Reading passage:

The Ulysses contract; Automate your finances; High performance and fees; Learning to say no; Protect yourself

By Amanda Morrall

1) Brain training

Bloomberg reports here on some interesting research into why our brains are wired for failure when it come to retirement planning. Apparently it has a lot to do with our inability to imagine a future when we are old, difficulties with delayed gratification and a lack of discipline. A potential fix is age progression technology. Individuals who were shown pictures of themselves as oldies reported being twice as likely to save for retirement. Interestingly, researchers warned it could have the opposite effect if the image was not a fair likeness. A simpler solution could be writing a letter to your future self explaining why it is important that you save. Another is something called a Ulysses contract, a long-term promise and plan to get you faithfully pumping money into your retirement savings account.

Whatever works I guess. 

2) Automate your finances

Mind tricks will only get you so far, argues personal finance Ramit Sethi of I Will Teach You To Be  Rich fame. Sethi is big on system automation because he believes it is by far the most effective way to manage your money basically because we can't be trusted to do the job ourselves. For those of you unfamiliar with this process, Sethi explains the mechanics here on his website. To follow that up, check out what's on offer at your own bank. Features like Westpac's Salary Splitter will help you on the way to becoming fully automated.

Required work:
- 1) In the personal finance article, how did people who were shown pictures of themselves as old people respond?
- 2) Repeat the personal finance article word for word, from "Bloomberg reports here" up to and including "retirement savings account.".

Dataset rows:

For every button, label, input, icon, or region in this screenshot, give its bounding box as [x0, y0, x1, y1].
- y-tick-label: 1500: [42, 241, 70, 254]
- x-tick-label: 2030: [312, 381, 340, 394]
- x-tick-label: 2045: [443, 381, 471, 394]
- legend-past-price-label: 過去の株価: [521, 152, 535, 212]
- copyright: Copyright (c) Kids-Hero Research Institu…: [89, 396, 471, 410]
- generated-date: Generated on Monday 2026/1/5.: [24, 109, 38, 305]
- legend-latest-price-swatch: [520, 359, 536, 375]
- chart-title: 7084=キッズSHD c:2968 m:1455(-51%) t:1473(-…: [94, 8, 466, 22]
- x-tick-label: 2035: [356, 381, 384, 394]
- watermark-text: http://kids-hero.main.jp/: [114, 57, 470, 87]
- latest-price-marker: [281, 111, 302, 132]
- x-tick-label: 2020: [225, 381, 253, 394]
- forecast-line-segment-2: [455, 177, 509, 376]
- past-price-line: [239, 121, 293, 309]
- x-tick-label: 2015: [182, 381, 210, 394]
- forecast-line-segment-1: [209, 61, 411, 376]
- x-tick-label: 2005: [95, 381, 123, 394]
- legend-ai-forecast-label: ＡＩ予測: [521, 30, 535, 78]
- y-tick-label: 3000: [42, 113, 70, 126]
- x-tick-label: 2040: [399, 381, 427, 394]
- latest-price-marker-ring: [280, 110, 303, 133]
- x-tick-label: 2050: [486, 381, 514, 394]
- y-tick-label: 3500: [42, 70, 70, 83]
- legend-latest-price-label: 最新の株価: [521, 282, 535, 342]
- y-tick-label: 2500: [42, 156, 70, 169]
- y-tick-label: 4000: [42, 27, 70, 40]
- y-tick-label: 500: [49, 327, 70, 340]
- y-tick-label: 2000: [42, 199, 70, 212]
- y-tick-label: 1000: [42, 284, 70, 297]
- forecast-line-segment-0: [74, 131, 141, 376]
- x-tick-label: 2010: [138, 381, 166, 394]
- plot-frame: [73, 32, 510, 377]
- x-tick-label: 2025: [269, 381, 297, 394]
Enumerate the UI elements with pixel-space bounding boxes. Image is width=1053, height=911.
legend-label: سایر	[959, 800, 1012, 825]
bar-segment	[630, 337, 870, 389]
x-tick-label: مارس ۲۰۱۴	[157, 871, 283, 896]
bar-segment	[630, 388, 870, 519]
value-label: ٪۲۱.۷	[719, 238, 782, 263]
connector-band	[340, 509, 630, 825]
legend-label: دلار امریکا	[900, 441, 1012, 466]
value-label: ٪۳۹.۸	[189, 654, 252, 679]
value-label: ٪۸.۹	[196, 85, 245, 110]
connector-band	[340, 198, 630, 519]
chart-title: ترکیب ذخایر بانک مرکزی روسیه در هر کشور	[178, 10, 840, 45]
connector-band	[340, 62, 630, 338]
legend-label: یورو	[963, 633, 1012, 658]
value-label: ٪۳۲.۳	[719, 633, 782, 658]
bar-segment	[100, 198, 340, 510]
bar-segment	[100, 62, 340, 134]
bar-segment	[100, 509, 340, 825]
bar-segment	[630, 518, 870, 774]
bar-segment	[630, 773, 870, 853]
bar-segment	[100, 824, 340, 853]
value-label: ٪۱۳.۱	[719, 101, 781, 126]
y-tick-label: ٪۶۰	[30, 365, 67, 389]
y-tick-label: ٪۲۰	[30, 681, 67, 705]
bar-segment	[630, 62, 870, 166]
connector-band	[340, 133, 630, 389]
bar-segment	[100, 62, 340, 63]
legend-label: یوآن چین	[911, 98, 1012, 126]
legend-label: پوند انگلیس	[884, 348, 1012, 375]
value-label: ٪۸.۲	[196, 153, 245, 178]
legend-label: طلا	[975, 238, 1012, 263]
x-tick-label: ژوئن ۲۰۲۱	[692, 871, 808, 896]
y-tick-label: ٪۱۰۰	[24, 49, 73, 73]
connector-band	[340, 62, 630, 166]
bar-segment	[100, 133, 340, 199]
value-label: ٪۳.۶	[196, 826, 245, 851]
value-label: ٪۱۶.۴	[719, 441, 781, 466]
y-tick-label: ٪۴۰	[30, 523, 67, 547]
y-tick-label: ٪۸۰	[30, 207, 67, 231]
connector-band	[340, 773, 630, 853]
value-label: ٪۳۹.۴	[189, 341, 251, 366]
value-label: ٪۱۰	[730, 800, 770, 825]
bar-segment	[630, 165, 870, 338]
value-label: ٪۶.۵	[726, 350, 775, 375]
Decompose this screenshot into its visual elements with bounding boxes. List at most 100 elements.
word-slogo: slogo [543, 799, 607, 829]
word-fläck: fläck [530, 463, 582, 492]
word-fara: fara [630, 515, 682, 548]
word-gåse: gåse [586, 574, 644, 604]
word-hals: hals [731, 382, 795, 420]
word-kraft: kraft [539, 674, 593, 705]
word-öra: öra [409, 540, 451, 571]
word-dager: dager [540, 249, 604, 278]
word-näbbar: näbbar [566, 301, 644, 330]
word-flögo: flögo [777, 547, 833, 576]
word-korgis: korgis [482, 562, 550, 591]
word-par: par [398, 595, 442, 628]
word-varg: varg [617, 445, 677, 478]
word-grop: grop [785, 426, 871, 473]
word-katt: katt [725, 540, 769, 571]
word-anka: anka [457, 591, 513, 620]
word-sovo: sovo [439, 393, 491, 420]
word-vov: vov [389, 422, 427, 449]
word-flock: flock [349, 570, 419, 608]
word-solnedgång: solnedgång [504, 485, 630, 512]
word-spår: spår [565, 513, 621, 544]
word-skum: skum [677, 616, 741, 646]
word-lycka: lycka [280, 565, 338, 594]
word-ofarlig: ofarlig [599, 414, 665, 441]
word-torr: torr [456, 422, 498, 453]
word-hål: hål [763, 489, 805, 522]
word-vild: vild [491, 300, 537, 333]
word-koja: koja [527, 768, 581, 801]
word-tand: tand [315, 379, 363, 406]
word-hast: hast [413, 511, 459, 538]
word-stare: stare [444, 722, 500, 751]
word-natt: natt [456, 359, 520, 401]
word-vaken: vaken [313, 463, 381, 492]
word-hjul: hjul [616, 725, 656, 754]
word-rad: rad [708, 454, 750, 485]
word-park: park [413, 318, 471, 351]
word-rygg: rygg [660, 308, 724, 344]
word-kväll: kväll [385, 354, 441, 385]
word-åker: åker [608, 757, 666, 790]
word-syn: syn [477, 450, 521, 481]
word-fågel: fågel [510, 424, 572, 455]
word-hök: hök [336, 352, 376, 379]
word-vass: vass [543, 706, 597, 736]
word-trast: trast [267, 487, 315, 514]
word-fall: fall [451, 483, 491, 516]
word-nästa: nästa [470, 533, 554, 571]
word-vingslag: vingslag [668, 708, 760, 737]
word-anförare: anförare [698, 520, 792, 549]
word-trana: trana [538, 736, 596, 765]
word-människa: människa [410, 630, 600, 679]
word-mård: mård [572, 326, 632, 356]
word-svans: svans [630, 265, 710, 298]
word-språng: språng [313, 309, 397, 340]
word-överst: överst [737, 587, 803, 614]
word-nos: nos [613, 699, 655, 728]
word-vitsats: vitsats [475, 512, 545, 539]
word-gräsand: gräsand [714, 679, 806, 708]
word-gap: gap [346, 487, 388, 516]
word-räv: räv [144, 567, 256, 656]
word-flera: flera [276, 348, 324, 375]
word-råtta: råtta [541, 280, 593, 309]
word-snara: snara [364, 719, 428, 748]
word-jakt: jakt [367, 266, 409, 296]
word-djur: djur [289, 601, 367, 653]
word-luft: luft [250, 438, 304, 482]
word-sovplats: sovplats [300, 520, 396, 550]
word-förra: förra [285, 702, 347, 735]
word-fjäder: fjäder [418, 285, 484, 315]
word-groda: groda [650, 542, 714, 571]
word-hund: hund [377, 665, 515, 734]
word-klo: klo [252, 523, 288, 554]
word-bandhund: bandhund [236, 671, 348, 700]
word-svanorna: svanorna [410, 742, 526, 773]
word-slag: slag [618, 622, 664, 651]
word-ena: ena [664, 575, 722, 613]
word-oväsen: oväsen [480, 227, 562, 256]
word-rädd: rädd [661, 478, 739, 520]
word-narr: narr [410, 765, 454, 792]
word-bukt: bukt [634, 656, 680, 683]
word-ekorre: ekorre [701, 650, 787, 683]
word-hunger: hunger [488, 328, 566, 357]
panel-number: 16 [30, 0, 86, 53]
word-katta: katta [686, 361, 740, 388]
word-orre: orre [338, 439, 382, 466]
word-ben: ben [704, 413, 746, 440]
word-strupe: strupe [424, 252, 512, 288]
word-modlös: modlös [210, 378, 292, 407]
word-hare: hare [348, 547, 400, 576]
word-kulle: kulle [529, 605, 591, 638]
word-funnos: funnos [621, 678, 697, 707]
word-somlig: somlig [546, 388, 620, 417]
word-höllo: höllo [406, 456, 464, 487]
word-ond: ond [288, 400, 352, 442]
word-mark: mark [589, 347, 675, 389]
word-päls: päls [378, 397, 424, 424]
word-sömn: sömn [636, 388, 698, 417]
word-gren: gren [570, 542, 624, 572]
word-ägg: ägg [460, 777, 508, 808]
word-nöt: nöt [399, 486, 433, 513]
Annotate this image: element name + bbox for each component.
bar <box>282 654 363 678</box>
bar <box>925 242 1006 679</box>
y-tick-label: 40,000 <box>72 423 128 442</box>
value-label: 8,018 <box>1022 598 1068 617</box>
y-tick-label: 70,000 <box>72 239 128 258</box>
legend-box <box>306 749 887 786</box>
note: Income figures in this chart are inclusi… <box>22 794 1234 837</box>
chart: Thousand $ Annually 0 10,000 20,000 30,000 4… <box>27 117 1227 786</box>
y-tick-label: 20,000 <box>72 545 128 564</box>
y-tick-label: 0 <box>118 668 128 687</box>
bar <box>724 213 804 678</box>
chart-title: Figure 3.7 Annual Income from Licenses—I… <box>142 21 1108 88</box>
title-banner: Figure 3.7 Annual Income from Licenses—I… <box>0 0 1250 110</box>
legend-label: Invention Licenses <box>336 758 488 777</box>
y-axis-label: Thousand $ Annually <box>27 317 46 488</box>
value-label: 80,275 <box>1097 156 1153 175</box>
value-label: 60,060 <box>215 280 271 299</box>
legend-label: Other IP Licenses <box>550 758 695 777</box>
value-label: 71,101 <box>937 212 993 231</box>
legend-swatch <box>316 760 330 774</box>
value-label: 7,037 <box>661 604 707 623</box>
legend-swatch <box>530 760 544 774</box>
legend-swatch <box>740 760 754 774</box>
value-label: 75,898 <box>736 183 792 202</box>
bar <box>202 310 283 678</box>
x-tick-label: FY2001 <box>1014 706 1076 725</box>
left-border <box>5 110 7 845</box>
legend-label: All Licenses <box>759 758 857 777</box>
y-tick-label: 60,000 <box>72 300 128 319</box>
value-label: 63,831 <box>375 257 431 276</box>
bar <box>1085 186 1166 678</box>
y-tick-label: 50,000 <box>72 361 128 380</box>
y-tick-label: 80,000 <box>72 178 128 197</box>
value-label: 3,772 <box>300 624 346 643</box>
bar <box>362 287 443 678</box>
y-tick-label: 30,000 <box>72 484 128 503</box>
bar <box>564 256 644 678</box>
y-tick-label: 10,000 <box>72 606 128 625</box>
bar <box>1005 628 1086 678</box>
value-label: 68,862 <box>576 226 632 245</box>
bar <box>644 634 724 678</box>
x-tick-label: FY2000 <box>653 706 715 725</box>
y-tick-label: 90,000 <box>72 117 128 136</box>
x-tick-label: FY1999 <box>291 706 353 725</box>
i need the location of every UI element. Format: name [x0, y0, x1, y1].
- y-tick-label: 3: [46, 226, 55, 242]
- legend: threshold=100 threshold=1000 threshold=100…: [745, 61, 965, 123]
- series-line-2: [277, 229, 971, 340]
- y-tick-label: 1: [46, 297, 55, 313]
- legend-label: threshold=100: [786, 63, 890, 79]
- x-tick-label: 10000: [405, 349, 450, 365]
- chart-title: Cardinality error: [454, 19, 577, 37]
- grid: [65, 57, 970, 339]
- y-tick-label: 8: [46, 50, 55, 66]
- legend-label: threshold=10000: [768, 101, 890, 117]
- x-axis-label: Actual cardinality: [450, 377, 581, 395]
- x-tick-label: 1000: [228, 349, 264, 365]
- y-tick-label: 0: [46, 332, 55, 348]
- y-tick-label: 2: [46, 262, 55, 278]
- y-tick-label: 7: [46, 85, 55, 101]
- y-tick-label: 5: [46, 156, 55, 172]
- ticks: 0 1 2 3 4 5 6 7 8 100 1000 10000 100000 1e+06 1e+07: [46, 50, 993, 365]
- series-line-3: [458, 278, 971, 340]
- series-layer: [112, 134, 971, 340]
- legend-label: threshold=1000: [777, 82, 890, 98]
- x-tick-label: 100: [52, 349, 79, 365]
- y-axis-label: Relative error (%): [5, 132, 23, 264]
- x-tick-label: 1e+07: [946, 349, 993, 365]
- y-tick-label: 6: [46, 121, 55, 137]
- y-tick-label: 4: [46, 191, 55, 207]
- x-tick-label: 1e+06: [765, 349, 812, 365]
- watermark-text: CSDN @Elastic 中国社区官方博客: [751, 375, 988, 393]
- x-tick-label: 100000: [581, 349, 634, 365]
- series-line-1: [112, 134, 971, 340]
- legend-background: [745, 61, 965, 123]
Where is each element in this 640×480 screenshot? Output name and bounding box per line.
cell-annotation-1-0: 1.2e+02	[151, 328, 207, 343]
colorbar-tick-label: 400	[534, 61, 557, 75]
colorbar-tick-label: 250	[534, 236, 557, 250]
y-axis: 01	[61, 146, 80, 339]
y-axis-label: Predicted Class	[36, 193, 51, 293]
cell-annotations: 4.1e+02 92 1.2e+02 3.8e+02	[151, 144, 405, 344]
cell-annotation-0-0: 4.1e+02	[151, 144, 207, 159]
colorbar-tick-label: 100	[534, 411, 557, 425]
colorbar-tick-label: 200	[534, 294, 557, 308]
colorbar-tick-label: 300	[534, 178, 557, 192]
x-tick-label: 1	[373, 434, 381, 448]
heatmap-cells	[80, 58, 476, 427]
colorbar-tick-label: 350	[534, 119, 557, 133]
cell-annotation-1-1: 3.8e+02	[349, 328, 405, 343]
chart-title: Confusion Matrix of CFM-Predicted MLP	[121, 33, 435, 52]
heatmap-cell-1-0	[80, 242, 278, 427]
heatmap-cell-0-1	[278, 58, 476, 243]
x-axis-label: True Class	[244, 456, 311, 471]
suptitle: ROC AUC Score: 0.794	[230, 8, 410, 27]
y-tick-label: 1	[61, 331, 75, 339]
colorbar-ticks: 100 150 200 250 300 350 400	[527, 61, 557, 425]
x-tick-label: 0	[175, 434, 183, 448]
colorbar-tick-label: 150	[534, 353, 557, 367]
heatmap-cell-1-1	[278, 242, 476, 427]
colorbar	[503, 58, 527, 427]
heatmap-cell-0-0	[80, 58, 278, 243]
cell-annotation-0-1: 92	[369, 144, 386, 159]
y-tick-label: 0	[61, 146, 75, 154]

Results in order:
- 1) They reported being twice as likely to save for retirement.

- 2)
Bloomberg reports here on some interesting research into why our brains are wired for failure when it come to retirement planning. Apparently it has a lot to do with our inability to imagine a future when we are old, difficulties with delayed gratification and a lack of discipline. A potential fix is age progression technology. Individuals who were shown pictures of themselves as oldies reported being twice as likely to save for retirement. Interestingly, researchers warned it could have the opposite effect if the image was not a fair likeness. A simpler solution could be writing a letter to your future self explaining why it is important that you save. Another is something called a Ulysses contract, a long-term promise and plan to get you faithfully pumping money into your retirement savings account.